- Stored rows -
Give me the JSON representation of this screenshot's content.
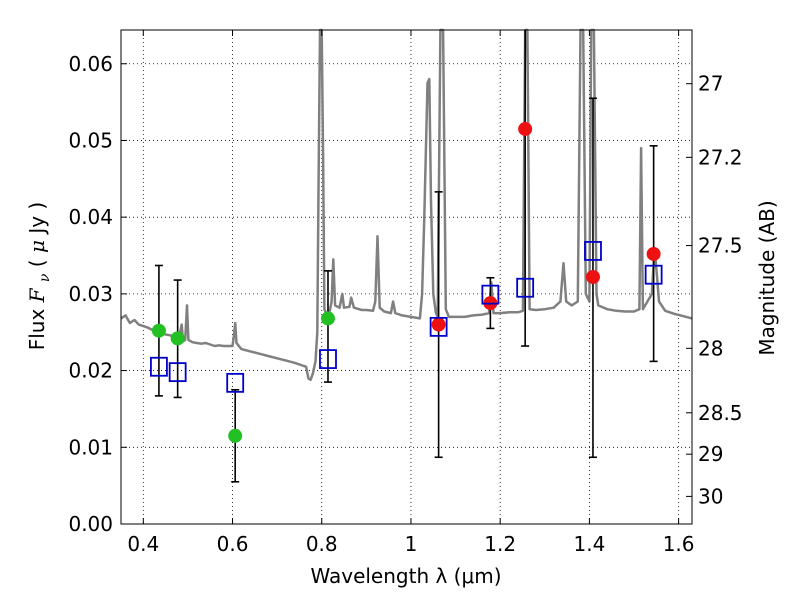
{
  "chart_data": {
    "type": "scatter",
    "title": "",
    "xlabel": "Wavelength  λ (μm)",
    "ylabel": "Flux  F_ν  ( μJy )",
    "ylabel_parts": [
      "Flux ",
      "F",
      "ν",
      " ( ",
      "μ",
      "Jy )"
    ],
    "y2label": "Magnitude (AB)",
    "xlim": [
      0.35,
      1.63
    ],
    "ylim": [
      0.0,
      0.0644
    ],
    "grid": true,
    "xticks": [
      0.4,
      0.6,
      0.8,
      1.0,
      1.2,
      1.4,
      1.6
    ],
    "xtick_labels": [
      "0.4",
      "0.6",
      "0.8",
      "1",
      "1.2",
      "1.4",
      "1.6"
    ],
    "yticks": [
      0.0,
      0.01,
      0.02,
      0.03,
      0.04,
      0.05,
      0.06
    ],
    "ytick_labels": [
      "0.00",
      "0.01",
      "0.02",
      "0.03",
      "0.04",
      "0.05",
      "0.06"
    ],
    "y2ticks": [
      {
        "label": "27",
        "flux": 0.0574
      },
      {
        "label": "27.2",
        "flux": 0.0478
      },
      {
        "label": "27.5",
        "flux": 0.0363
      },
      {
        "label": "28",
        "flux": 0.0229
      },
      {
        "label": "28.5",
        "flux": 0.0145
      },
      {
        "label": "29",
        "flux": 0.0091
      },
      {
        "label": "30",
        "flux": 0.0036
      }
    ],
    "series": [
      {
        "style": "filled-circle",
        "color": "#22c022",
        "points": [
          {
            "x": 0.435,
            "y": 0.0252,
            "ylo": 0.0167,
            "yhi": 0.0337
          },
          {
            "x": 0.477,
            "y": 0.0242,
            "ylo": 0.0165,
            "yhi": 0.0318
          },
          {
            "x": 0.606,
            "y": 0.0115,
            "ylo": 0.0055,
            "yhi": 0.0175
          },
          {
            "x": 0.814,
            "y": 0.0268,
            "ylo": 0.0185,
            "yhi": 0.033
          }
        ]
      },
      {
        "style": "filled-circle",
        "color": "#ee1111",
        "points": [
          {
            "x": 1.062,
            "y": 0.026,
            "ylo": 0.0087,
            "yhi": 0.0433
          },
          {
            "x": 1.178,
            "y": 0.0288,
            "ylo": 0.0255,
            "yhi": 0.0321
          },
          {
            "x": 1.256,
            "y": 0.0515,
            "ylo": 0.0232,
            "yhi": 0.0644
          },
          {
            "x": 1.408,
            "y": 0.0322,
            "ylo": 0.0087,
            "yhi": 0.0555
          },
          {
            "x": 1.544,
            "y": 0.0352,
            "ylo": 0.0212,
            "yhi": 0.0493
          }
        ]
      },
      {
        "style": "open-square",
        "color": "#0000cc",
        "points": [
          {
            "x": 0.435,
            "y": 0.0205
          },
          {
            "x": 0.477,
            "y": 0.0198
          },
          {
            "x": 0.606,
            "y": 0.0184
          },
          {
            "x": 0.814,
            "y": 0.0215
          },
          {
            "x": 1.062,
            "y": 0.0257
          },
          {
            "x": 1.178,
            "y": 0.0299
          },
          {
            "x": 1.256,
            "y": 0.0308
          },
          {
            "x": 1.408,
            "y": 0.0356
          },
          {
            "x": 1.544,
            "y": 0.0325
          }
        ]
      }
    ],
    "spectrum": {
      "color": "#808080",
      "points": [
        [
          0.35,
          0.0268
        ],
        [
          0.36,
          0.0272
        ],
        [
          0.37,
          0.0262
        ],
        [
          0.38,
          0.0266
        ],
        [
          0.39,
          0.026
        ],
        [
          0.4,
          0.0258
        ],
        [
          0.41,
          0.0256
        ],
        [
          0.42,
          0.0253
        ],
        [
          0.43,
          0.025
        ],
        [
          0.44,
          0.0249
        ],
        [
          0.45,
          0.0247
        ],
        [
          0.46,
          0.0246
        ],
        [
          0.47,
          0.0244
        ],
        [
          0.48,
          0.0243
        ],
        [
          0.486,
          0.026
        ],
        [
          0.489,
          0.0238
        ],
        [
          0.494,
          0.024
        ],
        [
          0.498,
          0.0285
        ],
        [
          0.501,
          0.024
        ],
        [
          0.51,
          0.0237
        ],
        [
          0.52,
          0.0236
        ],
        [
          0.53,
          0.0235
        ],
        [
          0.54,
          0.0236
        ],
        [
          0.55,
          0.0234
        ],
        [
          0.56,
          0.0232
        ],
        [
          0.57,
          0.0233
        ],
        [
          0.58,
          0.0232
        ],
        [
          0.59,
          0.0232
        ],
        [
          0.6,
          0.0232
        ],
        [
          0.603,
          0.0245
        ],
        [
          0.606,
          0.0262
        ],
        [
          0.609,
          0.0236
        ],
        [
          0.62,
          0.0228
        ],
        [
          0.64,
          0.0225
        ],
        [
          0.66,
          0.0222
        ],
        [
          0.68,
          0.0219
        ],
        [
          0.7,
          0.0216
        ],
        [
          0.72,
          0.0213
        ],
        [
          0.74,
          0.021
        ],
        [
          0.76,
          0.0206
        ],
        [
          0.765,
          0.0205
        ],
        [
          0.77,
          0.019
        ],
        [
          0.775,
          0.0188
        ],
        [
          0.78,
          0.0196
        ],
        [
          0.786,
          0.0212
        ],
        [
          0.79,
          0.025
        ],
        [
          0.793,
          0.045
        ],
        [
          0.796,
          0.0644
        ],
        [
          0.8,
          0.0644
        ],
        [
          0.803,
          0.048
        ],
        [
          0.806,
          0.028
        ],
        [
          0.812,
          0.0272
        ],
        [
          0.818,
          0.0278
        ],
        [
          0.822,
          0.029
        ],
        [
          0.826,
          0.0345
        ],
        [
          0.83,
          0.0285
        ],
        [
          0.84,
          0.0282
        ],
        [
          0.846,
          0.03
        ],
        [
          0.85,
          0.0282
        ],
        [
          0.862,
          0.0283
        ],
        [
          0.866,
          0.0295
        ],
        [
          0.872,
          0.0282
        ],
        [
          0.89,
          0.0279
        ],
        [
          0.9,
          0.0279
        ],
        [
          0.915,
          0.0278
        ],
        [
          0.92,
          0.029
        ],
        [
          0.925,
          0.0375
        ],
        [
          0.93,
          0.0282
        ],
        [
          0.94,
          0.0277
        ],
        [
          0.955,
          0.0275
        ],
        [
          0.96,
          0.029
        ],
        [
          0.965,
          0.0275
        ],
        [
          0.98,
          0.0272
        ],
        [
          1.0,
          0.027
        ],
        [
          1.02,
          0.0268
        ],
        [
          1.025,
          0.03
        ],
        [
          1.03,
          0.04
        ],
        [
          1.037,
          0.0575
        ],
        [
          1.041,
          0.058
        ],
        [
          1.045,
          0.042
        ],
        [
          1.05,
          0.03
        ],
        [
          1.056,
          0.0275
        ],
        [
          1.06,
          0.027
        ],
        [
          1.066,
          0.0644
        ],
        [
          1.072,
          0.0644
        ],
        [
          1.078,
          0.028
        ],
        [
          1.085,
          0.027
        ],
        [
          1.1,
          0.027
        ],
        [
          1.12,
          0.027
        ],
        [
          1.14,
          0.0272
        ],
        [
          1.16,
          0.0273
        ],
        [
          1.175,
          0.0275
        ],
        [
          1.18,
          0.0315
        ],
        [
          1.185,
          0.0275
        ],
        [
          1.2,
          0.0275
        ],
        [
          1.22,
          0.0276
        ],
        [
          1.24,
          0.0276
        ],
        [
          1.251,
          0.0278
        ],
        [
          1.256,
          0.0644
        ],
        [
          1.261,
          0.0644
        ],
        [
          1.266,
          0.028
        ],
        [
          1.28,
          0.0279
        ],
        [
          1.3,
          0.028
        ],
        [
          1.32,
          0.0282
        ],
        [
          1.335,
          0.029
        ],
        [
          1.342,
          0.034
        ],
        [
          1.348,
          0.029
        ],
        [
          1.36,
          0.0285
        ],
        [
          1.374,
          0.029
        ],
        [
          1.38,
          0.0644
        ],
        [
          1.386,
          0.0644
        ],
        [
          1.392,
          0.03
        ],
        [
          1.4,
          0.029
        ],
        [
          1.404,
          0.0644
        ],
        [
          1.41,
          0.0644
        ],
        [
          1.416,
          0.03
        ],
        [
          1.42,
          0.0285
        ],
        [
          1.44,
          0.028
        ],
        [
          1.46,
          0.0278
        ],
        [
          1.48,
          0.0277
        ],
        [
          1.5,
          0.0277
        ],
        [
          1.512,
          0.028
        ],
        [
          1.516,
          0.049
        ],
        [
          1.52,
          0.028
        ],
        [
          1.54,
          0.03
        ],
        [
          1.546,
          0.036
        ],
        [
          1.552,
          0.032
        ],
        [
          1.556,
          0.029
        ],
        [
          1.57,
          0.0278
        ],
        [
          1.59,
          0.0274
        ],
        [
          1.61,
          0.0271
        ],
        [
          1.63,
          0.0268
        ]
      ]
    }
  }
}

- Do this -
Look through the data and show every line containing "color".

- Complete answer -
        "color": "#22c022",
        "color": "#ee1111",
        "color": "#0000cc",
      "color": "#808080",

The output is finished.